Please reproduce the data below word for word, leaving out the pictures.

☆ ☆ ☆ ☆ ☆ ☆ ☆

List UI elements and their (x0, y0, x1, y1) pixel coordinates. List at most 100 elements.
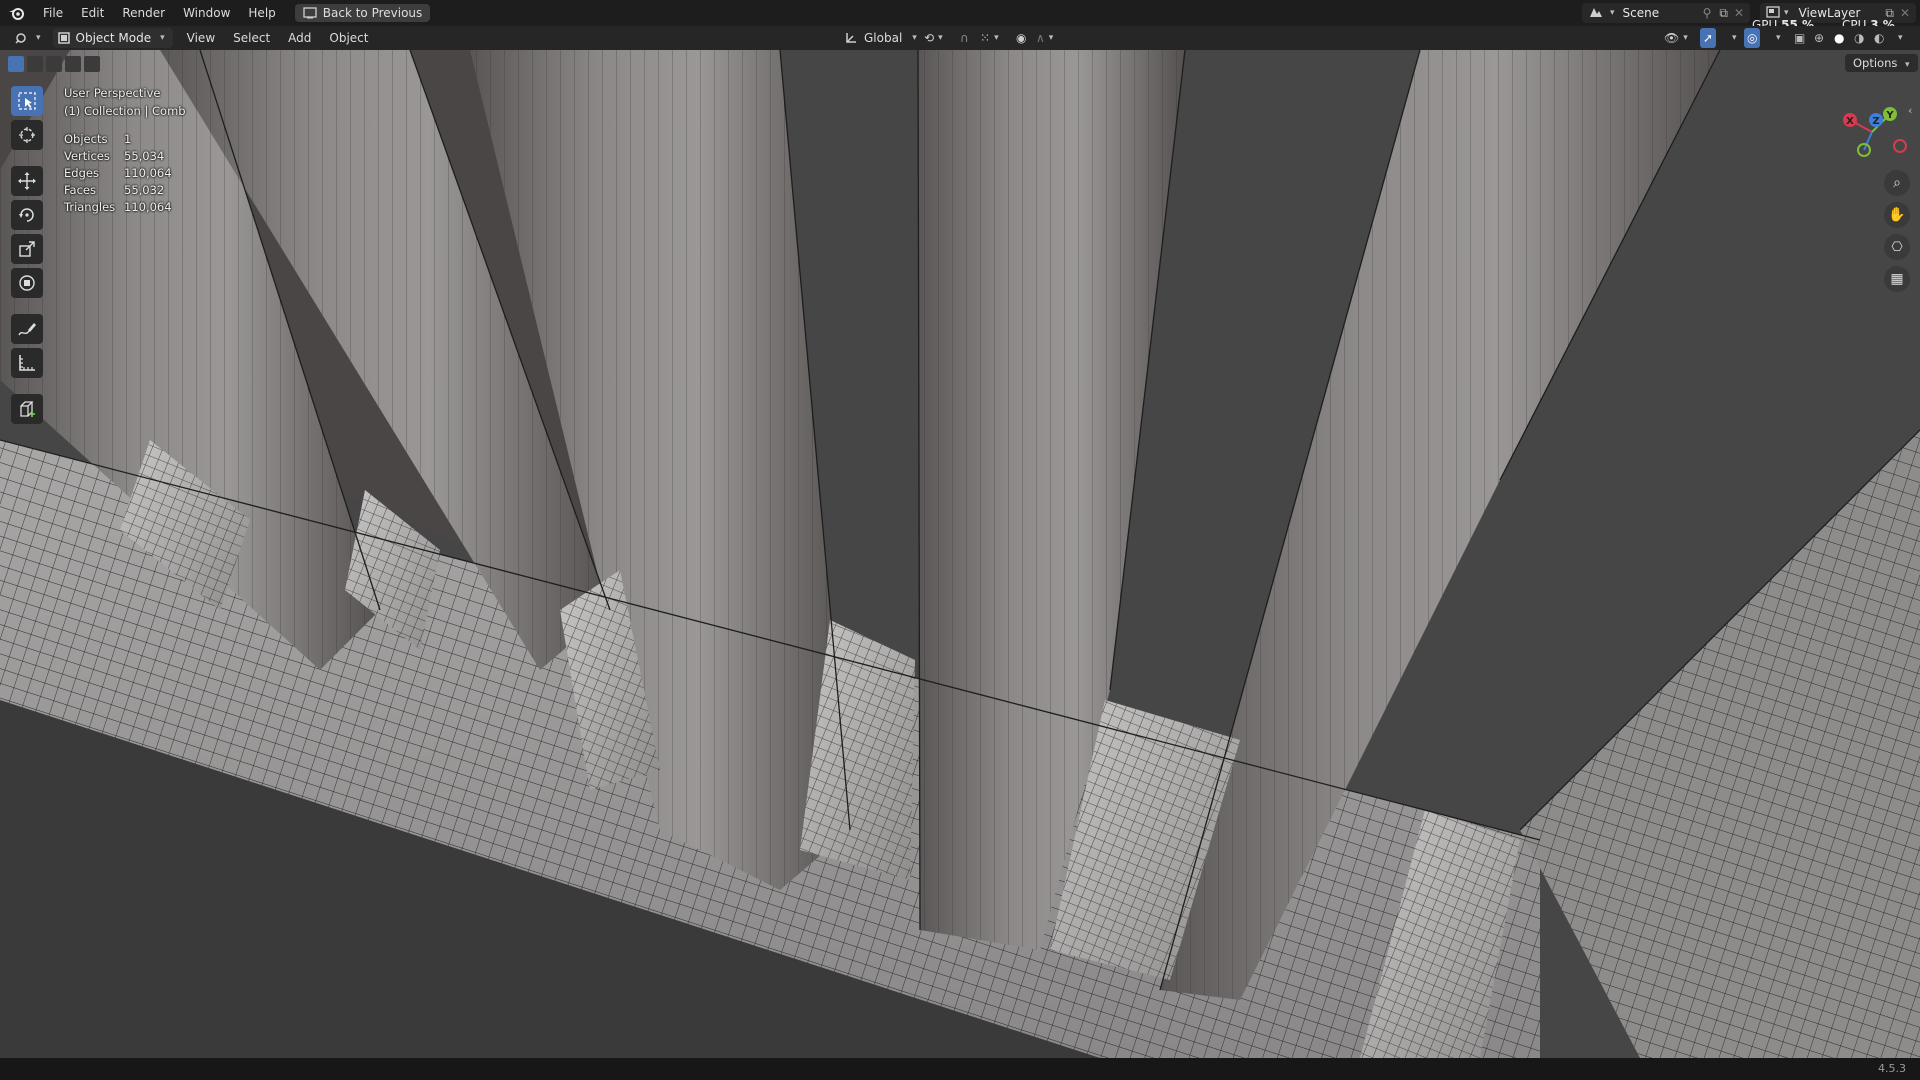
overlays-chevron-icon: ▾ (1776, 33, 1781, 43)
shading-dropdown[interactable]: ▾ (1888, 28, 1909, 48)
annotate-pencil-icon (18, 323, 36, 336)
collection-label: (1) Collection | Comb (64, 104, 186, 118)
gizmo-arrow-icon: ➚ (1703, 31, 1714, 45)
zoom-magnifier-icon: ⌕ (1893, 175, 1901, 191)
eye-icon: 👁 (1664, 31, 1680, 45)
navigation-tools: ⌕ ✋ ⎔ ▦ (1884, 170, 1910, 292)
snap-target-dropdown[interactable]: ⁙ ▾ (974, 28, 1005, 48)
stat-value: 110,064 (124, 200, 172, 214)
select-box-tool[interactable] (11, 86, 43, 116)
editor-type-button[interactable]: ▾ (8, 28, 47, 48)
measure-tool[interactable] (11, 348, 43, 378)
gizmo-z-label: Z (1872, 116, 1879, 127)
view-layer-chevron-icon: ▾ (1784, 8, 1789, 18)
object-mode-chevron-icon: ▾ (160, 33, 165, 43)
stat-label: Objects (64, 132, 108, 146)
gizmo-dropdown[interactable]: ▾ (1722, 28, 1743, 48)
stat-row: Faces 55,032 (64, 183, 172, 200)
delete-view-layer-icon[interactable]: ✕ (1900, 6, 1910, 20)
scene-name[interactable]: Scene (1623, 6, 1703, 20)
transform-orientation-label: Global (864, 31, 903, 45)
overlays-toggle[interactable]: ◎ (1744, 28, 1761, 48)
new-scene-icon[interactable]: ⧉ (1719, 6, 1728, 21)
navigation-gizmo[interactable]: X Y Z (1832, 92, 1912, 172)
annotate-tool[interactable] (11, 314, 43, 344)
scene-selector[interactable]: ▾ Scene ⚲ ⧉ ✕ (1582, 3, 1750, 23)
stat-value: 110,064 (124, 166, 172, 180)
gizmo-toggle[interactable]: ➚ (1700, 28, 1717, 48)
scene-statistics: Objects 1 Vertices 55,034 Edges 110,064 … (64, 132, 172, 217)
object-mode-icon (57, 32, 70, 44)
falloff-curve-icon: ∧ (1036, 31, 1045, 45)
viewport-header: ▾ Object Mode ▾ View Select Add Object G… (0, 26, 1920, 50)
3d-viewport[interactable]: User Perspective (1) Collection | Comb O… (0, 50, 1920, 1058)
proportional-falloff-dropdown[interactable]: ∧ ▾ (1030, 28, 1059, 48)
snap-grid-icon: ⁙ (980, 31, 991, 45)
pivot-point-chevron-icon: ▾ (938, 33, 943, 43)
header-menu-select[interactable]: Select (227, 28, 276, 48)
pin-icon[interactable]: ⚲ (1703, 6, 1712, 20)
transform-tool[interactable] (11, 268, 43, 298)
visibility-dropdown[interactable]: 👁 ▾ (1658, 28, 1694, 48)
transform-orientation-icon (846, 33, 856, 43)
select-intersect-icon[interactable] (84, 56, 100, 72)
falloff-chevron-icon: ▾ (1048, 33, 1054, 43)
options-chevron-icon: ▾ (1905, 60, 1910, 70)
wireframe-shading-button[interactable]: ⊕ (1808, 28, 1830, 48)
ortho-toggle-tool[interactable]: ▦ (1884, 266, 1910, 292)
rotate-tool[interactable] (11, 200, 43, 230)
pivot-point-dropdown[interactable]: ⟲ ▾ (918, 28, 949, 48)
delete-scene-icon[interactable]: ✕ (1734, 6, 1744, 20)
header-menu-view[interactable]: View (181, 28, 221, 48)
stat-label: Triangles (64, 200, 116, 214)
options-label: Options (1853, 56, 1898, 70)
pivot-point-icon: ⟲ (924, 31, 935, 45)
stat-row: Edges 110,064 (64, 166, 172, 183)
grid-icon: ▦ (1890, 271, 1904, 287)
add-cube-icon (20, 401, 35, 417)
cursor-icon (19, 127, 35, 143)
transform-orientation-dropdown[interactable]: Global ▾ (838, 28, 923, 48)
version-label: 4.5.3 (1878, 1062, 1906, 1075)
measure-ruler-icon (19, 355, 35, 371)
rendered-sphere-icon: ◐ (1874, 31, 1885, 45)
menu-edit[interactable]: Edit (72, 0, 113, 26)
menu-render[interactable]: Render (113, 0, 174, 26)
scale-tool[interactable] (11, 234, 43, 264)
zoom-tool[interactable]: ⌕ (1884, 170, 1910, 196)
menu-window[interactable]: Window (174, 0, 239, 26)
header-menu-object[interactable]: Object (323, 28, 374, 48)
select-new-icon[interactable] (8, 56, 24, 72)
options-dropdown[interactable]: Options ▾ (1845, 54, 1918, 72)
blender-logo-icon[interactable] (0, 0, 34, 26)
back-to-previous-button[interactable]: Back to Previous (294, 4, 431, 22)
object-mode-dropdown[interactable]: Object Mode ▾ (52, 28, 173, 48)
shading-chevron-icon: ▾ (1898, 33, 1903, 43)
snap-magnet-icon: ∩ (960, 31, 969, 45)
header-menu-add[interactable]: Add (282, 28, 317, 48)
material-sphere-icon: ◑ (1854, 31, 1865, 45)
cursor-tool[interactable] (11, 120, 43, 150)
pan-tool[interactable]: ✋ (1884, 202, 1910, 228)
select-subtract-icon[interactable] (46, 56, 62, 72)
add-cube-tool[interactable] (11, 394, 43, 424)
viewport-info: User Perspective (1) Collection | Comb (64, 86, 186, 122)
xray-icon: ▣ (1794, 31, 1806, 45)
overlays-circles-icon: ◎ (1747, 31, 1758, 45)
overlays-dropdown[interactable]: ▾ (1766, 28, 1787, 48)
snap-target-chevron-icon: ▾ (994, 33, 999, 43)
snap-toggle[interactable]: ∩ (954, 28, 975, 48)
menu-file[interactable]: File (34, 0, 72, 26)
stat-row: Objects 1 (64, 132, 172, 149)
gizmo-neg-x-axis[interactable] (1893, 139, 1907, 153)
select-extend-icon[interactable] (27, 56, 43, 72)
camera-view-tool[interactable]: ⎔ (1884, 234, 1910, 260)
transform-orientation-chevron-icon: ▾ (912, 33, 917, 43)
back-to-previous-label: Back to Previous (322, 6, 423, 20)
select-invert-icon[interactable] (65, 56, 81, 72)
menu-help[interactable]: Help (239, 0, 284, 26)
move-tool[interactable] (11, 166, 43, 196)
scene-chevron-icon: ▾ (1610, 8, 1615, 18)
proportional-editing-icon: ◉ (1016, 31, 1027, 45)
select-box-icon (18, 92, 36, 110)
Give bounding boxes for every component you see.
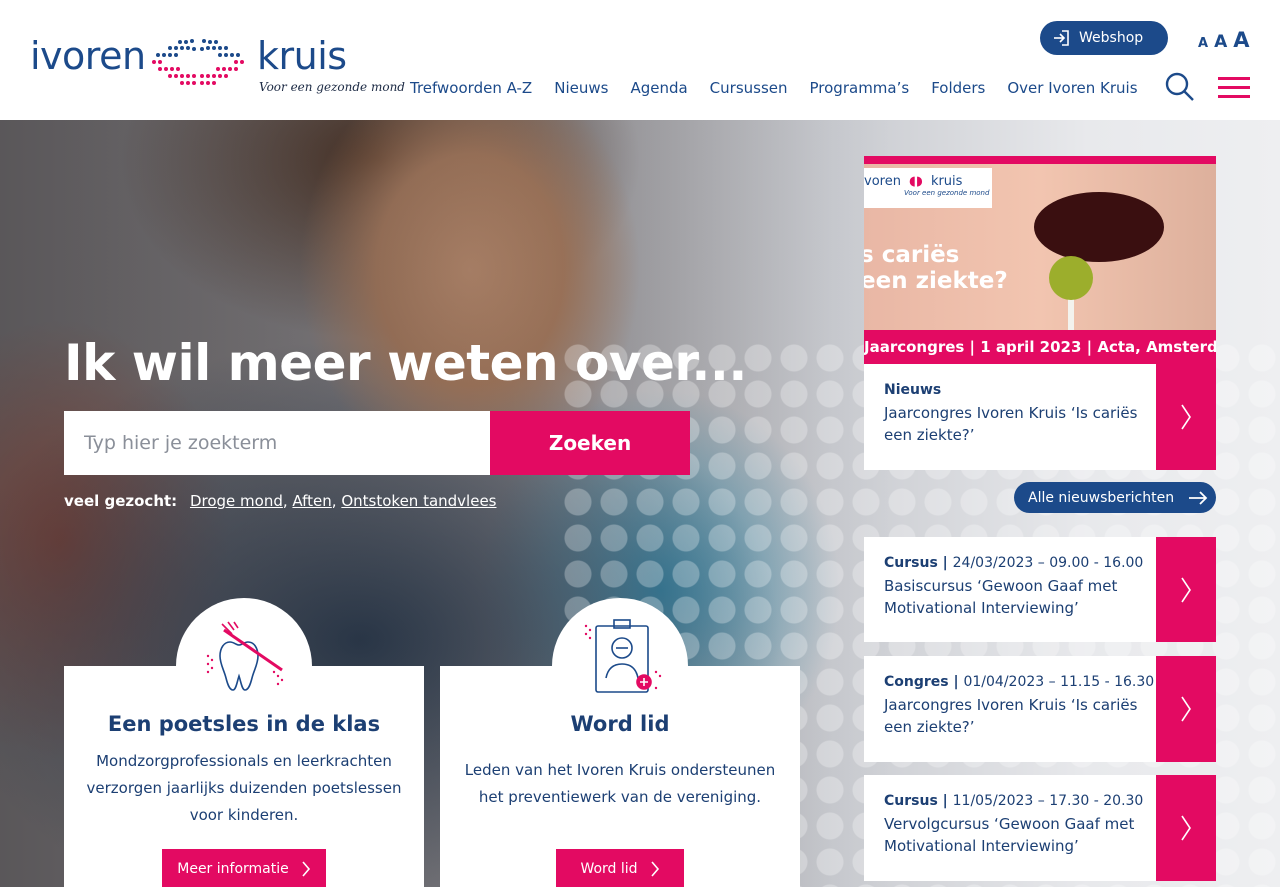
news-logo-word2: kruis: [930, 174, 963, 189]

☆ ☆ ☆ ☆ ☆ ☆ ☆

Written response >>
List UI elements and their (x0, y0, x1, y1) pixel coordinates. List at most 100 elements.
overlays-chevron-icon: ▾ (1776, 33, 1781, 43)
shading-dropdown[interactable]: ▾ (1888, 28, 1909, 48)
annotate-pencil-icon (18, 323, 36, 336)
collection-label: (1) Collection | Comb (64, 104, 186, 118)
gizmo-arrow-icon: ➚ (1703, 31, 1714, 45)
zoom-magnifier-icon: ⌕ (1893, 175, 1901, 191)
eye-icon: 👁 (1664, 31, 1680, 45)
navigation-tools: ⌕ ✋ ⎔ ▦ (1884, 170, 1910, 292)
snap-target-dropdown[interactable]: ⁙ ▾ (974, 28, 1005, 48)
stat-value: 110,064 (124, 200, 172, 214)
select-box-tool[interactable] (11, 86, 43, 116)
editor-type-button[interactable]: ▾ (8, 28, 47, 48)
measure-tool[interactable] (11, 348, 43, 378)
gizmo-z-label: Z (1872, 116, 1879, 127)
view-layer-chevron-icon: ▾ (1784, 8, 1789, 18)
object-mode-chevron-icon: ▾ (160, 33, 165, 43)
stat-label: Objects (64, 132, 108, 146)
gizmo-dropdown[interactable]: ▾ (1722, 28, 1743, 48)
stat-row: Faces 55,032 (64, 183, 172, 200)
delete-view-layer-icon[interactable]: ✕ (1900, 6, 1910, 20)
scene-name[interactable]: Scene (1623, 6, 1703, 20)
transform-orientation-label: Global (864, 31, 903, 45)
overlays-toggle[interactable]: ◎ (1744, 28, 1761, 48)
new-scene-icon[interactable]: ⧉ (1719, 6, 1728, 21)
navigation-gizmo[interactable]: X Y Z (1832, 92, 1912, 172)
annotate-tool[interactable] (11, 314, 43, 344)
scene-selector[interactable]: ▾ Scene ⚲ ⧉ ✕ (1582, 3, 1750, 23)
stat-value: 110,064 (124, 166, 172, 180)
gizmo-toggle[interactable]: ➚ (1700, 28, 1717, 48)
scene-statistics: Objects 1 Vertices 55,034 Edges 110,064 … (64, 132, 172, 217)
object-mode-icon (57, 32, 70, 44)
falloff-curve-icon: ∧ (1036, 31, 1045, 45)
viewport-header: ▾ Object Mode ▾ View Select Add Object G… (0, 26, 1920, 50)
3d-viewport[interactable]: User Perspective (1) Collection | Comb O… (0, 50, 1920, 1058)
proportional-falloff-dropdown[interactable]: ∧ ▾ (1030, 28, 1059, 48)
snap-grid-icon: ⁙ (980, 31, 991, 45)
pivot-point-chevron-icon: ▾ (938, 33, 943, 43)
header-menu-select[interactable]: Select (227, 28, 276, 48)
pin-icon[interactable]: ⚲ (1703, 6, 1712, 20)
transform-tool[interactable] (11, 268, 43, 298)
visibility-dropdown[interactable]: 👁 ▾ (1658, 28, 1694, 48)
transform-orientation-icon (846, 33, 856, 43)
select-intersect-icon[interactable] (84, 56, 100, 72)
falloff-chevron-icon: ▾ (1048, 33, 1054, 43)
options-chevron-icon: ▾ (1905, 60, 1910, 70)
wireframe-shading-button[interactable]: ⊕ (1808, 28, 1830, 48)
ortho-toggle-tool[interactable]: ▦ (1884, 266, 1910, 292)
rotate-tool[interactable] (11, 200, 43, 230)
pivot-point-dropdown[interactable]: ⟲ ▾ (918, 28, 949, 48)
delete-scene-icon[interactable]: ✕ (1734, 6, 1744, 20)
header-menu-view[interactable]: View (181, 28, 221, 48)
stat-label: Triangles (64, 200, 116, 214)
options-label: Options (1853, 56, 1898, 70)
pivot-point-icon: ⟲ (924, 31, 935, 45)
stat-row: Edges 110,064 (64, 166, 172, 183)
grid-icon: ▦ (1890, 271, 1904, 287)
add-cube-icon (20, 401, 35, 417)
cursor-icon (19, 127, 35, 143)
transform-orientation-dropdown[interactable]: Global ▾ (838, 28, 923, 48)
version-label: 4.5.3 (1878, 1062, 1906, 1075)
measure-ruler-icon (19, 355, 35, 371)
rendered-sphere-icon: ◐ (1874, 31, 1885, 45)
menu-edit[interactable]: Edit (72, 0, 113, 26)
menu-render[interactable]: Render (113, 0, 174, 26)
scale-tool[interactable] (11, 234, 43, 264)
zoom-tool[interactable]: ⌕ (1884, 170, 1910, 196)
menu-window[interactable]: Window (174, 0, 239, 26)
header-menu-object[interactable]: Object (323, 28, 374, 48)
select-new-icon[interactable] (8, 56, 24, 72)
options-dropdown[interactable]: Options ▾ (1845, 54, 1918, 72)
blender-logo-icon[interactable] (0, 0, 34, 26)
back-to-previous-button[interactable]: Back to Previous (294, 4, 431, 22)
object-mode-dropdown[interactable]: Object Mode ▾ (52, 28, 173, 48)
shading-chevron-icon: ▾ (1898, 33, 1903, 43)
snap-magnet-icon: ∩ (960, 31, 969, 45)
header-menu-add[interactable]: Add (282, 28, 317, 48)
material-sphere-icon: ◑ (1854, 31, 1865, 45)
cursor-tool[interactable] (11, 120, 43, 150)
pan-tool[interactable]: ✋ (1884, 202, 1910, 228)
select-subtract-icon[interactable] (46, 56, 62, 72)
add-cube-tool[interactable] (11, 394, 43, 424)
viewport-info: User Perspective (1) Collection | Comb (64, 86, 186, 122)
xray-icon: ▣ (1794, 31, 1806, 45)
overlays-circles-icon: ◎ (1747, 31, 1758, 45)
overlays-dropdown[interactable]: ▾ (1766, 28, 1787, 48)
snap-target-chevron-icon: ▾ (994, 33, 999, 43)
snap-toggle[interactable]: ∩ (954, 28, 975, 48)
menu-file[interactable]: File (34, 0, 72, 26)
stat-row: Objects 1 (64, 132, 172, 149)
gizmo-neg-x-axis[interactable] (1893, 139, 1907, 153)
select-extend-icon[interactable] (27, 56, 43, 72)
camera-view-tool[interactable]: ⎔ (1884, 234, 1910, 260)
transform-orientation-chevron-icon: ▾ (912, 33, 917, 43)
back-to-previous-label: Back to Previous (322, 6, 423, 20)
select-invert-icon[interactable] (65, 56, 81, 72)
menu-help[interactable]: Help (239, 0, 284, 26)
move-tool[interactable] (11, 166, 43, 196)
scene-chevron-icon: ▾ (1610, 8, 1615, 18)
proportional-editing-icon: ◉ (1016, 31, 1027, 45)
select-box-icon (18, 92, 36, 110)
Give bounding boxes for every component you see.
news-logo-word2: kruis: [930, 174, 963, 189]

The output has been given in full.